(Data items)
*-*-*
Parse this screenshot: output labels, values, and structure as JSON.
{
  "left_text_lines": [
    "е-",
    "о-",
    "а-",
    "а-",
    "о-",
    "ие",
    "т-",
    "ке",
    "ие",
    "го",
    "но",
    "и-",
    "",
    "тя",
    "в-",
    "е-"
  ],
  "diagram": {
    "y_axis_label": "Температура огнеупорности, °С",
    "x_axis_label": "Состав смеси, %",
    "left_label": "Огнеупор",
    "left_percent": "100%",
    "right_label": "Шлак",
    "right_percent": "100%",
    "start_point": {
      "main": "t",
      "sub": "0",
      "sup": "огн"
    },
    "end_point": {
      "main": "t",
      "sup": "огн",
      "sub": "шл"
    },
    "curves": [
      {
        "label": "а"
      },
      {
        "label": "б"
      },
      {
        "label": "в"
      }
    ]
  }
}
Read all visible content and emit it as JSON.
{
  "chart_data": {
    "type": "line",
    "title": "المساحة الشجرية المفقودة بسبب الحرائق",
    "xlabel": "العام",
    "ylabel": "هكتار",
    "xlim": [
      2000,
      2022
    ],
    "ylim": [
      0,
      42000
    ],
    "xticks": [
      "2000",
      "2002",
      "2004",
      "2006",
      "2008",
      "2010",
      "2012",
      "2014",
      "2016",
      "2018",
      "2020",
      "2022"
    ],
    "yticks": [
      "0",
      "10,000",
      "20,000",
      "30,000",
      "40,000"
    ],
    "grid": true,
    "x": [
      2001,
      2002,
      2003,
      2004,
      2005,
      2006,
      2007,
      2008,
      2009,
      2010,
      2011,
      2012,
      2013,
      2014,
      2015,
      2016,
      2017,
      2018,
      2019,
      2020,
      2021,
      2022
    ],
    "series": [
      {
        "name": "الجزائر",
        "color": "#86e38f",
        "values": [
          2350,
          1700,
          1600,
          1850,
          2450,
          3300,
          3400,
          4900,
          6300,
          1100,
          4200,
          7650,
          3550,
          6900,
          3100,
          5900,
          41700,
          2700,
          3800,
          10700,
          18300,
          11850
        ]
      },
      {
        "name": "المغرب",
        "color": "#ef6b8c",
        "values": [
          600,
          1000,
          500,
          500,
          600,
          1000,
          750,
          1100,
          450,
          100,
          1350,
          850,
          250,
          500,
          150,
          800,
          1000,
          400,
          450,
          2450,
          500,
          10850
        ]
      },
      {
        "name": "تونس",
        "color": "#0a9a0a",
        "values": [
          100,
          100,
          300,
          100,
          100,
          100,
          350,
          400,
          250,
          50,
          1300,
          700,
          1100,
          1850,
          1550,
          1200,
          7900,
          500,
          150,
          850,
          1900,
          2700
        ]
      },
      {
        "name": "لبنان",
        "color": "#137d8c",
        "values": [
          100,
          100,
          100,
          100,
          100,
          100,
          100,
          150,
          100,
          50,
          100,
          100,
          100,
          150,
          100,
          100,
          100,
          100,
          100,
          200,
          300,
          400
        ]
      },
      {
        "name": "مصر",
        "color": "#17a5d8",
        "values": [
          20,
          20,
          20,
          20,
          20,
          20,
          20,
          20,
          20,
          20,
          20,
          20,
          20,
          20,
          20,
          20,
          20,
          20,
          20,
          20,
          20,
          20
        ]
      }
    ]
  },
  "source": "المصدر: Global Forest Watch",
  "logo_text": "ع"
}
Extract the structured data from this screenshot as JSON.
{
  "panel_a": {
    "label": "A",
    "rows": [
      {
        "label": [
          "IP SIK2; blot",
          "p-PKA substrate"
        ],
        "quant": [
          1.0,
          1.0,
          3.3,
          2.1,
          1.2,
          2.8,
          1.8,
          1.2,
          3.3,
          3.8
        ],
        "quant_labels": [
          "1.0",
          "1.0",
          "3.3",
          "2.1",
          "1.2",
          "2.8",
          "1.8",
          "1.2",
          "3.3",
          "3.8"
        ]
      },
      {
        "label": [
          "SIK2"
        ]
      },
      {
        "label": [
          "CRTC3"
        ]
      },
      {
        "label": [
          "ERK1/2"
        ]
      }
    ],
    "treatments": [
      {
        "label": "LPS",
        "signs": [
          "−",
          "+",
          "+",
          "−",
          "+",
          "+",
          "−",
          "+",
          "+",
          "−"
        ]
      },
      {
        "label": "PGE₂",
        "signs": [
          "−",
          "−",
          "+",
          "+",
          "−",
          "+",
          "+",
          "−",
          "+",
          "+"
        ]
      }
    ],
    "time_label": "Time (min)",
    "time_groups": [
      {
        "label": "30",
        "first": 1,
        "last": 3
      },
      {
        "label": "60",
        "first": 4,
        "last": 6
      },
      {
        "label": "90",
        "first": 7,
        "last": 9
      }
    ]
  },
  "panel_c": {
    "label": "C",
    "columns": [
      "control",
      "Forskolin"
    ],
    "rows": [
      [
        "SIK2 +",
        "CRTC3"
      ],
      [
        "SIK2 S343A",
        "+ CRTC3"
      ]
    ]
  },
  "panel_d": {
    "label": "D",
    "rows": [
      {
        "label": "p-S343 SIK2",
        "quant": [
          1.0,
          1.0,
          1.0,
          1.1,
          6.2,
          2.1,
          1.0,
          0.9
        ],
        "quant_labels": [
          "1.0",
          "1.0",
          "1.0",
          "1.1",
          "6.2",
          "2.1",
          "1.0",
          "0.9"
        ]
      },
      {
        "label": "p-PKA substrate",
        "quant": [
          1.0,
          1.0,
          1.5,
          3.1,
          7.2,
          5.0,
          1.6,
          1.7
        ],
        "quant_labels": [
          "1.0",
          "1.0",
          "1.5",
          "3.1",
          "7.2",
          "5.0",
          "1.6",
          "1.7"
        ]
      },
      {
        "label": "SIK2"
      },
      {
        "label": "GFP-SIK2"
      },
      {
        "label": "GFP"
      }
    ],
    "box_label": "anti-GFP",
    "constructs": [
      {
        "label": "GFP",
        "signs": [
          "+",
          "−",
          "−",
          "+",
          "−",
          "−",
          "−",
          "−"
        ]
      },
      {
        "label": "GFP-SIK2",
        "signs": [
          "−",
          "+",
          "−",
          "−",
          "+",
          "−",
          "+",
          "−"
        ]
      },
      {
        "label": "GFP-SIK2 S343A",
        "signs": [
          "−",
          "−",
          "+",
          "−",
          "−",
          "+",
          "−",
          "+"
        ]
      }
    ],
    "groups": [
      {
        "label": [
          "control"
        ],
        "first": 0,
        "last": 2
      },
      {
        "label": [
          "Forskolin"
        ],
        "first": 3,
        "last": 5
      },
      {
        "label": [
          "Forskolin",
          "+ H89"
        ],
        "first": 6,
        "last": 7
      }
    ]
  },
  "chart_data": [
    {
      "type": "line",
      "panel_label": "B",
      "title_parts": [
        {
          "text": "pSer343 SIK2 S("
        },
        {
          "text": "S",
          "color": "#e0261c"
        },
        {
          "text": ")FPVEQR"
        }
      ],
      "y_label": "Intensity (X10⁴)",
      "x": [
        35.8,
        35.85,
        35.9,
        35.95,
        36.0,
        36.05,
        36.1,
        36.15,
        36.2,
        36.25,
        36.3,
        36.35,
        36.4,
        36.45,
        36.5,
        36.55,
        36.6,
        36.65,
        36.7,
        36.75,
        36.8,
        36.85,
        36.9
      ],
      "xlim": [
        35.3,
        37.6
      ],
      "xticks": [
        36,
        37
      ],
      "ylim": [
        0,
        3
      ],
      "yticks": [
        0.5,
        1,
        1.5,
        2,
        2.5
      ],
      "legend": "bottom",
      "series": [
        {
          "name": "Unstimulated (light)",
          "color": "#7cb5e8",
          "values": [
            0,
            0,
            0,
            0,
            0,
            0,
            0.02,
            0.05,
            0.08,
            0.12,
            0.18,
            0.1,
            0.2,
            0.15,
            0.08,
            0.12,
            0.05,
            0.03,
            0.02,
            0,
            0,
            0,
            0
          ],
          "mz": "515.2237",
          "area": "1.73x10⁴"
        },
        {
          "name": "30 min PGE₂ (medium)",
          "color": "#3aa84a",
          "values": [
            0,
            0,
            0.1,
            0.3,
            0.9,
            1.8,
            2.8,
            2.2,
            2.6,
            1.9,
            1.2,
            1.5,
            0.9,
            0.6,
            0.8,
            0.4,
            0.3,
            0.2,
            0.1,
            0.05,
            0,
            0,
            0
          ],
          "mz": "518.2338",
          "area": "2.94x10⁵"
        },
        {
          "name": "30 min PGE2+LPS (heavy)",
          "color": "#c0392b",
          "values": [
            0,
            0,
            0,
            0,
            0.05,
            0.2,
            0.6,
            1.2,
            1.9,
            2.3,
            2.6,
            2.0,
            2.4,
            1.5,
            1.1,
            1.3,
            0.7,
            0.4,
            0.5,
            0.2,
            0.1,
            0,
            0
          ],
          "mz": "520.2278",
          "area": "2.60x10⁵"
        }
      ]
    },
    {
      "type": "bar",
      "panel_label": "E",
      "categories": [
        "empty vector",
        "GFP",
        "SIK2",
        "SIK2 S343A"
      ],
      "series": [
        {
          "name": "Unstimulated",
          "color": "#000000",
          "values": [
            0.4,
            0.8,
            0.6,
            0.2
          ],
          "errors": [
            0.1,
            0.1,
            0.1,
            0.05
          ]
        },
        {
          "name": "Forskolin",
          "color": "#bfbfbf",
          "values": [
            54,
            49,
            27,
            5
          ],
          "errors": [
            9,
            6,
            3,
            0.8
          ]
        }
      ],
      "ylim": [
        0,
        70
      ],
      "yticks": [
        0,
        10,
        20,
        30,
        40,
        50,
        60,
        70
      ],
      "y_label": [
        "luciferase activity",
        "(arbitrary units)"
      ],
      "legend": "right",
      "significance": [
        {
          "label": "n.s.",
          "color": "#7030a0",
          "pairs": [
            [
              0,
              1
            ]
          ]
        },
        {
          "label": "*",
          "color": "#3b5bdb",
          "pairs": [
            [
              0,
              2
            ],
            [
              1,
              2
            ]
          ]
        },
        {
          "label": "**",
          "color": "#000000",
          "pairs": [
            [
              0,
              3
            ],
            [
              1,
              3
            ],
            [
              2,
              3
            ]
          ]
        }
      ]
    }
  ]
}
*-*-*
§ **GIVEN EXERCISE**:
Which lines contain "JSON"? Copy each of them.

§ **EXERCISE SOLUTION**:
Parse this screenshot: output labels, values, and structure as JSON.
Read all visible content and emit it as JSON.
Extract the structured data from this screenshot as JSON.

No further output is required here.